### Records to use

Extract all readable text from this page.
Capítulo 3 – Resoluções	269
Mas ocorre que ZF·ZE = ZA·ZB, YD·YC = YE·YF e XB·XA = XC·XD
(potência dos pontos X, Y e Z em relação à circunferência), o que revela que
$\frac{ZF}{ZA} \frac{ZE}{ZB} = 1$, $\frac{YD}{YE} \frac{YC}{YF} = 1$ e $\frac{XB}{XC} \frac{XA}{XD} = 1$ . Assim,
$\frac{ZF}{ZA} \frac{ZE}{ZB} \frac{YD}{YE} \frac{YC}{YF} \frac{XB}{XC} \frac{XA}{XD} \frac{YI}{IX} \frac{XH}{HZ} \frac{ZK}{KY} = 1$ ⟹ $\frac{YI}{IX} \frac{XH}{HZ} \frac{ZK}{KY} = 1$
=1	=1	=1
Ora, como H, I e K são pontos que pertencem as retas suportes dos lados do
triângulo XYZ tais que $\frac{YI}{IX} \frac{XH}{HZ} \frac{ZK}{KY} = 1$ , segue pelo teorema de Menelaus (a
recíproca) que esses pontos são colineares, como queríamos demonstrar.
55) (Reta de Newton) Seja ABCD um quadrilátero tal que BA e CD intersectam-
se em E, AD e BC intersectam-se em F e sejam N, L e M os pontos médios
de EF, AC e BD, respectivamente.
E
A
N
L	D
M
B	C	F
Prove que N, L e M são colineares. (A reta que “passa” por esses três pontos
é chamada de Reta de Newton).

### Written task
Copy out each line in the preceding records that contains "intersectam".

### Right answer
55) (Reta de Newton) Seja ABCD um quadrilátero tal que BA e CD intersectam-
se em E, AD e BC intersectam-se em F e sejam N, L e M os pontos médios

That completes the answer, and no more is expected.